▸ **Input material**
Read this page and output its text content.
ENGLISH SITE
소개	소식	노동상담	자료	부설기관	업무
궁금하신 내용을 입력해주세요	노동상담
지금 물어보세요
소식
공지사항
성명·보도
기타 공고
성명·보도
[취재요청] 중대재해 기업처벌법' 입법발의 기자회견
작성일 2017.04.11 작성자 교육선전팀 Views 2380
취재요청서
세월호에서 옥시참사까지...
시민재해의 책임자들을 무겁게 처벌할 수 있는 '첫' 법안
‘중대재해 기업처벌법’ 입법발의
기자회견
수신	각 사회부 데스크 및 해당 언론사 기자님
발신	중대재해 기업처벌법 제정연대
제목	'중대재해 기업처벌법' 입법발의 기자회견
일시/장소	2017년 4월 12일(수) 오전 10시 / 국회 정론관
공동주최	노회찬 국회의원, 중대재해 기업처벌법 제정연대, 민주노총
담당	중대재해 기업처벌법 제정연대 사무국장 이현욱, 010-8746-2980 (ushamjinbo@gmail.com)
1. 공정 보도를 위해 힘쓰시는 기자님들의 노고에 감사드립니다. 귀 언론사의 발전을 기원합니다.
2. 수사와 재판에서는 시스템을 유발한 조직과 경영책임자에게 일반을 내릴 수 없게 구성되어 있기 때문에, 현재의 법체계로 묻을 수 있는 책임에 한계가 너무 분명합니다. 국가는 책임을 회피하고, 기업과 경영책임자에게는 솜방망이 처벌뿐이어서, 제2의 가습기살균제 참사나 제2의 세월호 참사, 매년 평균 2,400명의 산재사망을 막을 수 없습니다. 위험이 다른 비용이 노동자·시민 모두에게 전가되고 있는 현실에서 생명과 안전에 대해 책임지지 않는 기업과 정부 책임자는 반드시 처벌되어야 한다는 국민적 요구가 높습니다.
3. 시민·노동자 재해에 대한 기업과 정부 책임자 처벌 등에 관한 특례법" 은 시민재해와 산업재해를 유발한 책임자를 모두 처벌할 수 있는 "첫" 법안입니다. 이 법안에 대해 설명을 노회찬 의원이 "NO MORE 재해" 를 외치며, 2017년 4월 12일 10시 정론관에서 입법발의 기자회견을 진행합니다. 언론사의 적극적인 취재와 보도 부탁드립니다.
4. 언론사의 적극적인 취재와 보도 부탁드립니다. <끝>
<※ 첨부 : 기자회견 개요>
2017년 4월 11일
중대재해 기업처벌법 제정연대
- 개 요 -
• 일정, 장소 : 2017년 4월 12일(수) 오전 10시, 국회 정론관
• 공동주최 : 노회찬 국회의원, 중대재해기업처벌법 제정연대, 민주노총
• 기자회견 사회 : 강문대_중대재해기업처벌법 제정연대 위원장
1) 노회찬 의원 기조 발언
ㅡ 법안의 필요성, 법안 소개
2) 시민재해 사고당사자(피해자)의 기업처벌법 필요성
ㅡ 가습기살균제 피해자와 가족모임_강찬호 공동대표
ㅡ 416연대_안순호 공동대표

▸ **Instruction**
Return the entries above exactly, each one complete.

▸ **Complete answer**
Read this page and output its text content.
ENGLISH SITE
소개	소식	노동상담	자료	부설기관	업무
궁금하신 내용을 입력해주세요	노동상담
지금 물어보세요
소식
공지사항
성명·보도
기타 공고
성명·보도
[취재요청] 중대재해 기업처벌법' 입법발의 기자회견
작성일 2017.04.11 작성자 교육선전팀 Views 2380
취재요청서
세월호에서 옥시참사까지...
시민재해의 책임자들을 무겁게 처벌할 수 있는 '첫' 법안
‘중대재해 기업처벌법’ 입법발의
기자회견
수신	각 사회부 데스크 및 해당 언론사 기자님
발신	중대재해 기업처벌법 제정연대
제목	'중대재해 기업처벌법' 입법발의 기자회견
일시/장소	2017년 4월 12일(수) 오전 10시 / 국회 정론관
공동주최	노회찬 국회의원, 중대재해 기업처벌법 제정연대, 민주노총
담당	중대재해 기업처벌법 제정연대 사무국장 이현욱, 010-8746-2980 (ushamjinbo@gmail.com)
1. 공정 보도를 위해 힘쓰시는 기자님들의 노고에 감사드립니다. 귀 언론사의 발전을 기원합니다.
2. 수사와 재판에서는 시스템을 유발한 조직과 경영책임자에게 일반을 내릴 수 없게 구성되어 있기 때문에, 현재의 법체계로 묻을 수 있는 책임에 한계가 너무 분명합니다. 국가는 책임을 회피하고, 기업과 경영책임자에게는 솜방망이 처벌뿐이어서, 제2의 가습기살균제 참사나 제2의 세월호 참사, 매년 평균 2,400명의 산재사망을 막을 수 없습니다. 위험이 다른 비용이 노동자·시민 모두에게 전가되고 있는 현실에서 생명과 안전에 대해 책임지지 않는 기업과 정부 책임자는 반드시 처벌되어야 한다는 국민적 요구가 높습니다.
3. 시민·노동자 재해에 대한 기업과 정부 책임자 처벌 등에 관한 특례법" 은 시민재해와 산업재해를 유발한 책임자를 모두 처벌할 수 있는 "첫" 법안입니다. 이 법안에 대해 설명을 노회찬 의원이 "NO MORE 재해" 를 외치며, 2017년 4월 12일 10시 정론관에서 입법발의 기자회견을 진행합니다. 언론사의 적극적인 취재와 보도 부탁드립니다.
4. 언론사의 적극적인 취재와 보도 부탁드립니다. <끝>
<※ 첨부 : 기자회견 개요>
2017년 4월 11일
중대재해 기업처벌법 제정연대
- 개 요 -
• 일정, 장소 : 2017년 4월 12일(수) 오전 10시, 국회 정론관
• 공동주최 : 노회찬 국회의원, 중대재해기업처벌법 제정연대, 민주노총
• 기자회견 사회 : 강문대_중대재해기업처벌법 제정연대 위원장
1) 노회찬 의원 기조 발언
ㅡ 법안의 필요성, 법안 소개
2) 시민재해 사고당사자(피해자)의 기업처벌법 필요성
ㅡ 가습기살균제 피해자와 가족모임_강찬호 공동대표
ㅡ 416연대_안순호 공동대표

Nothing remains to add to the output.